> EXCERPT PROVIDED:
━━━━━━━━━━━━━━━━━━━━━━━━━━━━━━

Saturday, 7 May 2011

San Francisco


We scored a studio apartment in the Castro. This was fantastic after weeks in hotels and no self-sufficiency. It came equipped with a kitchen far fancier than mine, and I wanted to take the huge Kitchenaid oven home, but there was already an overweight luggage issue after visiting Sur la Table in the Ferry Building and being unable to resist a Le Creuset cast-iron saucepan with a reversible sauté-pan lid. 

Not to mention a series of visits to Trader Joe’s in search of the bulk Callebaut gianduja I’d heard tell of on forums, which was sadly unrewarded, but did mean the accumulation of a lot of other stuff. All declared, too, and brushed aside as lacking any threat.

━━━━━━━━━━━━━━━━━━━━━━━━━━━━━━

> REQUEST A: Put the part of the records that opens with their first line and closes with the line containing "heatmap-cell [387, 95, 392, 100]" into a Markdown table, skipping blank lines. Use two columns: Row for the row number and Record Line for the line itself.

Records from a dataset:
━━━━━━━━━━━━━━━━━━━━━━━━━━━━━━

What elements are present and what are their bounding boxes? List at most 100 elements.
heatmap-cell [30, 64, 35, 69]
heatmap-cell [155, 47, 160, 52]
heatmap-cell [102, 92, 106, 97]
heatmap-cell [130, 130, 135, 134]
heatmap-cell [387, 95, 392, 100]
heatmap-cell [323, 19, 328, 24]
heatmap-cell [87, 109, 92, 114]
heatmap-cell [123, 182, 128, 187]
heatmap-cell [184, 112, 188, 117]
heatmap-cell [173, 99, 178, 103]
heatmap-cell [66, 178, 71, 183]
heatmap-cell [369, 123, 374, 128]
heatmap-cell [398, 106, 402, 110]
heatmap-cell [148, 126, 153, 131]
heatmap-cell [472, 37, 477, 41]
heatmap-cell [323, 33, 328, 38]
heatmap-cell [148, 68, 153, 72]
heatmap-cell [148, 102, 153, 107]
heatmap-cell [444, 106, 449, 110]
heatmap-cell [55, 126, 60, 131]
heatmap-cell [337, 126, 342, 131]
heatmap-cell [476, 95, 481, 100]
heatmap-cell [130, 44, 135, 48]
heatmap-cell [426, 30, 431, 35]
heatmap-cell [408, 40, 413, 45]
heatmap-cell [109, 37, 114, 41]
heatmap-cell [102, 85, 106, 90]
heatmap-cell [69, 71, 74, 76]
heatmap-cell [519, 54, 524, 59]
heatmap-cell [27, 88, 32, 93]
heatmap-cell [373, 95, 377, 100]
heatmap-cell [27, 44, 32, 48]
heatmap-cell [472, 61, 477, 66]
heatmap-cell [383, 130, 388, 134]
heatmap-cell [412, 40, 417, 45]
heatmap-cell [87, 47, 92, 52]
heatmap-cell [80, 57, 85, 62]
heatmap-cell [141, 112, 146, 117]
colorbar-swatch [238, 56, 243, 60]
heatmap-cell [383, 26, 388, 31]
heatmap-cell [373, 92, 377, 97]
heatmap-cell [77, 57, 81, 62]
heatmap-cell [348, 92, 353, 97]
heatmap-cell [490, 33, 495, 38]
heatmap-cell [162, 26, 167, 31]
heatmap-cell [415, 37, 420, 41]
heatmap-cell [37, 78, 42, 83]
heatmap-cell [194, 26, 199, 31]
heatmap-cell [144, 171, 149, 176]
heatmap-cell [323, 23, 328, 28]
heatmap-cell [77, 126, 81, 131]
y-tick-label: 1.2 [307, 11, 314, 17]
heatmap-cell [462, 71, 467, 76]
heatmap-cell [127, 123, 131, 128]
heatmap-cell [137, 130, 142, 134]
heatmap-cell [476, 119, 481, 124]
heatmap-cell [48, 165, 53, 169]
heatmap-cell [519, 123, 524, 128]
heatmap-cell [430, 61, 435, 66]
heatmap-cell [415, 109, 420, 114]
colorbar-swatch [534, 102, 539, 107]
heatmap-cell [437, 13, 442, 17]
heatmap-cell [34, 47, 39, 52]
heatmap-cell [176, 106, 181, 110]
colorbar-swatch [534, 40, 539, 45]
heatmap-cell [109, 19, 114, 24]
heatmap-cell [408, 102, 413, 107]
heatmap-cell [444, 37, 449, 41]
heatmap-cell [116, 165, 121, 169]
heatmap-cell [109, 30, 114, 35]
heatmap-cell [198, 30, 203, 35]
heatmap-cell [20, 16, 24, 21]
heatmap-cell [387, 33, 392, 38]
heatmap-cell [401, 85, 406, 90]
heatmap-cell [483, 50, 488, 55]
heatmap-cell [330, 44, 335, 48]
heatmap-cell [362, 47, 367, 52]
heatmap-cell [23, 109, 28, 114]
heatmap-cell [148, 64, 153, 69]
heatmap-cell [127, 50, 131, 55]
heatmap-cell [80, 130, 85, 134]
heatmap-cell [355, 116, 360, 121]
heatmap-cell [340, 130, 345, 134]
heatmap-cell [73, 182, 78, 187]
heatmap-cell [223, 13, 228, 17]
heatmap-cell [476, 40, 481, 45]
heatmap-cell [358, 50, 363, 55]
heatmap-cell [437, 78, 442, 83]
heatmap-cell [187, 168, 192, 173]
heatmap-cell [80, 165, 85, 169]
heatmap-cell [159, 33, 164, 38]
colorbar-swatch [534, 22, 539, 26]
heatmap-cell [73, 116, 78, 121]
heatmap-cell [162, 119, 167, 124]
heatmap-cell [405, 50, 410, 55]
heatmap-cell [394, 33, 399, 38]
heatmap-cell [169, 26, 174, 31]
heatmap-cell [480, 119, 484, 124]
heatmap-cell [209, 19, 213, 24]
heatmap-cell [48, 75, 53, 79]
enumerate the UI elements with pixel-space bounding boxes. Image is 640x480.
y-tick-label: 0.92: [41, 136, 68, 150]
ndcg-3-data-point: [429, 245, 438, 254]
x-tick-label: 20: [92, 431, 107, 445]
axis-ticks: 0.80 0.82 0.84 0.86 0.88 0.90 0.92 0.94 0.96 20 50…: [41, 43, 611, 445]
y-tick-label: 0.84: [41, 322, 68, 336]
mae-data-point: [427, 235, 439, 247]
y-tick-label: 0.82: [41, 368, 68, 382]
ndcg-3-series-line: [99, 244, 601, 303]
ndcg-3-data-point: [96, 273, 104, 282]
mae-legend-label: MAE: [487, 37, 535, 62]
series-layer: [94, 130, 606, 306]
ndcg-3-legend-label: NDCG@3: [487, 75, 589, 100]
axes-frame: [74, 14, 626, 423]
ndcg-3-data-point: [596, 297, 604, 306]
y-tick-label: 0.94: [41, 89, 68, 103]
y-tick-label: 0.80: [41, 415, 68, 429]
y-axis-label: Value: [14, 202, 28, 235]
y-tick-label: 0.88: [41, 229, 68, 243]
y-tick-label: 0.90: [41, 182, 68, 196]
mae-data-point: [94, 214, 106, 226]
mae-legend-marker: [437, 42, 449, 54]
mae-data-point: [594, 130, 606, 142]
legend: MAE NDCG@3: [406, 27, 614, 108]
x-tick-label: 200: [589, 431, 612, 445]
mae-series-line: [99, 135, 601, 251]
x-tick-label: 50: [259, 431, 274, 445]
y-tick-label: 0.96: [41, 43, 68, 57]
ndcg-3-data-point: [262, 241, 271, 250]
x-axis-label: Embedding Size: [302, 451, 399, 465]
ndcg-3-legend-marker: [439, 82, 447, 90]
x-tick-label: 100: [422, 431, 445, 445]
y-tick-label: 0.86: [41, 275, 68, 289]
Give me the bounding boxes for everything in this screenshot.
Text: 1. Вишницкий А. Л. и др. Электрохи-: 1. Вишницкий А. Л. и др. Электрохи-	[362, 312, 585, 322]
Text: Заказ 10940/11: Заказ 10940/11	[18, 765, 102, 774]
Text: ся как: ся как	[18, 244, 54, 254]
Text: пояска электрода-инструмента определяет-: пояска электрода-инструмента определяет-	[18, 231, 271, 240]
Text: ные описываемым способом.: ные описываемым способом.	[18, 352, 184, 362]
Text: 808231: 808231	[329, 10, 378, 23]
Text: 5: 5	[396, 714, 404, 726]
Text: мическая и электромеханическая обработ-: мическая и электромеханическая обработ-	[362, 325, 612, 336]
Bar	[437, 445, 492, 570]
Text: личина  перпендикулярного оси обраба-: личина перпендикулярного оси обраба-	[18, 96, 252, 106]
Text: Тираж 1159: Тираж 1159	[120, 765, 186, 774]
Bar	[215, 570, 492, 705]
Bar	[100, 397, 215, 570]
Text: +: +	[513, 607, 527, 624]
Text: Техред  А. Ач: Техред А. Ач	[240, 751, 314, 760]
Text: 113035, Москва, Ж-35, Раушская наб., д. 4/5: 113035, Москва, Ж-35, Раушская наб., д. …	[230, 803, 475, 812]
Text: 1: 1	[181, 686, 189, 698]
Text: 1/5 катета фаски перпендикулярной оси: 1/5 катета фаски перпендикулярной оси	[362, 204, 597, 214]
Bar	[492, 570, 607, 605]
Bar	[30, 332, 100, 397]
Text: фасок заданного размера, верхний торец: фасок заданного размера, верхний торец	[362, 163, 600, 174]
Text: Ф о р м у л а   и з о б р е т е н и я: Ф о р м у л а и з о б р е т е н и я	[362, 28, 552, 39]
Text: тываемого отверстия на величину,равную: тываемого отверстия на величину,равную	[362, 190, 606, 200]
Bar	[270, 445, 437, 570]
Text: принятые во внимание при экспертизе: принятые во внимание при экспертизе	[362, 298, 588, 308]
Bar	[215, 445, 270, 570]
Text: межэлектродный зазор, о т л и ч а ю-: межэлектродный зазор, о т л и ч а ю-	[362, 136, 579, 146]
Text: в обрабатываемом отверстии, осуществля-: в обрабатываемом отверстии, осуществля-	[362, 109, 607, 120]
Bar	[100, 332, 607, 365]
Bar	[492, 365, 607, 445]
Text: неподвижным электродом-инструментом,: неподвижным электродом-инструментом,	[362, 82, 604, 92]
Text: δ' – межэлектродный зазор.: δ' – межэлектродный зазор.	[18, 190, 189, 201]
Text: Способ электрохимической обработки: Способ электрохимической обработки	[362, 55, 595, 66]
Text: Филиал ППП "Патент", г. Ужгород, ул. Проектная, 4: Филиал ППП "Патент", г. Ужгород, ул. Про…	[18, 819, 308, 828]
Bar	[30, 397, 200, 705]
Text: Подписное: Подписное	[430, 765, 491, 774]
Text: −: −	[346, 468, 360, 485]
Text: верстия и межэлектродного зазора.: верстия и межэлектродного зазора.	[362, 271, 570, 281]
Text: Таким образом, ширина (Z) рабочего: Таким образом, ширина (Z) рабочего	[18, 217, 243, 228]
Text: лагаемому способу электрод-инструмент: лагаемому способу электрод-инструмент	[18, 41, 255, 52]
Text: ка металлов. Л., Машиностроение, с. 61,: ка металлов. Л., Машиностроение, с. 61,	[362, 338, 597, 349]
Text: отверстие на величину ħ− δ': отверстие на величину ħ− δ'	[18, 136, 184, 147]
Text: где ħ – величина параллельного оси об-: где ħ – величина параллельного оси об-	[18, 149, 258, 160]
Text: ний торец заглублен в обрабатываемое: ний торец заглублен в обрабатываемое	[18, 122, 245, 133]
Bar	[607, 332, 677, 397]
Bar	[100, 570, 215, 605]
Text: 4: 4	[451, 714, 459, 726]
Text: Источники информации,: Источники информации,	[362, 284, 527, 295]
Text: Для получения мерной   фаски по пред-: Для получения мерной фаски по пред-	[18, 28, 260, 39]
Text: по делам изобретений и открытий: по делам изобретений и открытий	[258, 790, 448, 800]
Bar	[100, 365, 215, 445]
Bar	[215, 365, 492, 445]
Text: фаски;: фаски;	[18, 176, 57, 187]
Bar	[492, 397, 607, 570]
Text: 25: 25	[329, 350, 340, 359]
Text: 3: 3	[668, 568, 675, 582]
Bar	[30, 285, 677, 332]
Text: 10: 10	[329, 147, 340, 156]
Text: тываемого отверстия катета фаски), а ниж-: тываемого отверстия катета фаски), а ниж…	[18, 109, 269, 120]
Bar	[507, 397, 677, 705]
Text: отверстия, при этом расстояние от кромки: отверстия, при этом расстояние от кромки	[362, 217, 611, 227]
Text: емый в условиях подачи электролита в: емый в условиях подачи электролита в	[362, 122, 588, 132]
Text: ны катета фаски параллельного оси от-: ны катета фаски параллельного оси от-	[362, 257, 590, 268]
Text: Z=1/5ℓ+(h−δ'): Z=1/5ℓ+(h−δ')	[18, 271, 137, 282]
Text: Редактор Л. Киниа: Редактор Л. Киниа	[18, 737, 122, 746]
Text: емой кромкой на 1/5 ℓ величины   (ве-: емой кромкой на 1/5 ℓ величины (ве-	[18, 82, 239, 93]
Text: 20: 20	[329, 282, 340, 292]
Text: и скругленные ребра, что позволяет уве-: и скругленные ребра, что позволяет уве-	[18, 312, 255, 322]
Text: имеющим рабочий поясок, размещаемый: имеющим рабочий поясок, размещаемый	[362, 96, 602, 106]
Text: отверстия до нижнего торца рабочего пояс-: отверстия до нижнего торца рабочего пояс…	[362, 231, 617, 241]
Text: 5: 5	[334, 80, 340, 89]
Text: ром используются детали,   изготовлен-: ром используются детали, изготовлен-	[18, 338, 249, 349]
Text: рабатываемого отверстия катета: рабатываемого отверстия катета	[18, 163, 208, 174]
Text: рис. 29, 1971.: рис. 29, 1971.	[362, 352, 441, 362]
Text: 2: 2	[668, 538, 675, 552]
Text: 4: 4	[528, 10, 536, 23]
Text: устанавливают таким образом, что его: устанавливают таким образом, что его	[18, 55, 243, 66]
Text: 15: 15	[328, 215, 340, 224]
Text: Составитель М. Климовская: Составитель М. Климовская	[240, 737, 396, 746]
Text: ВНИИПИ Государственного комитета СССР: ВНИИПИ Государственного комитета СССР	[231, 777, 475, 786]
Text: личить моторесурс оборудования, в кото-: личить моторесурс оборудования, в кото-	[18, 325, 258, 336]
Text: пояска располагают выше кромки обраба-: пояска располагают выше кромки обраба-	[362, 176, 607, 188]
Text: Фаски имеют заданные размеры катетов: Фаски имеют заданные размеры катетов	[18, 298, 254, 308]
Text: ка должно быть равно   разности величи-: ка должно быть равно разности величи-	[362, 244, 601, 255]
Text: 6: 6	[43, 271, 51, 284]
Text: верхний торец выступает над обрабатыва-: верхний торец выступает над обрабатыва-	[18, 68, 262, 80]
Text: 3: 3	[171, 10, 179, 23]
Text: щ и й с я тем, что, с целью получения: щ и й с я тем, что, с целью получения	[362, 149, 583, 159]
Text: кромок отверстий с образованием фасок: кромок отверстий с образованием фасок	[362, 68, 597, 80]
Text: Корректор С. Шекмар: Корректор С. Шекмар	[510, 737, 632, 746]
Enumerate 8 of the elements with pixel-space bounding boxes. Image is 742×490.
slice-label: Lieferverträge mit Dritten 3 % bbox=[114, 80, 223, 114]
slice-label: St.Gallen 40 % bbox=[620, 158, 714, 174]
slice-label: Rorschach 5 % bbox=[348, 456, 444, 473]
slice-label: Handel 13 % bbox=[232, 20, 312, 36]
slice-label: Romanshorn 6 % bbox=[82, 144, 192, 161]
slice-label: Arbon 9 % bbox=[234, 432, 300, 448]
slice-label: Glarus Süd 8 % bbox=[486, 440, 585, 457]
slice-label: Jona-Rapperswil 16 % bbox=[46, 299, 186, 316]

━━━━━━━━━━━━━━━━━━━━━━━━━━━━━━

> REQUEST B: Which brand names of products does the San Francisco blog entry mention? List every one.

> CORRECT RESULT A:
| Row | Record Line |
|---|---|
| 1 | What elements are present and what are their bounding boxes? List at most 100 elements. |
| 2 | heatmap-cell [30, 64, 35, 69] |
| 3 | heatmap-cell [155, 47, 160, 52] |
| 4 | heatmap-cell [102, 92, 106, 97] |
| 5 | heatmap-cell [130, 130, 135, 134] |
| 6 | heatmap-cell [387, 95, 392, 100] |

> CORRECT RESULT B:
- Kitchenaid
- Le Creuset
- Callebaut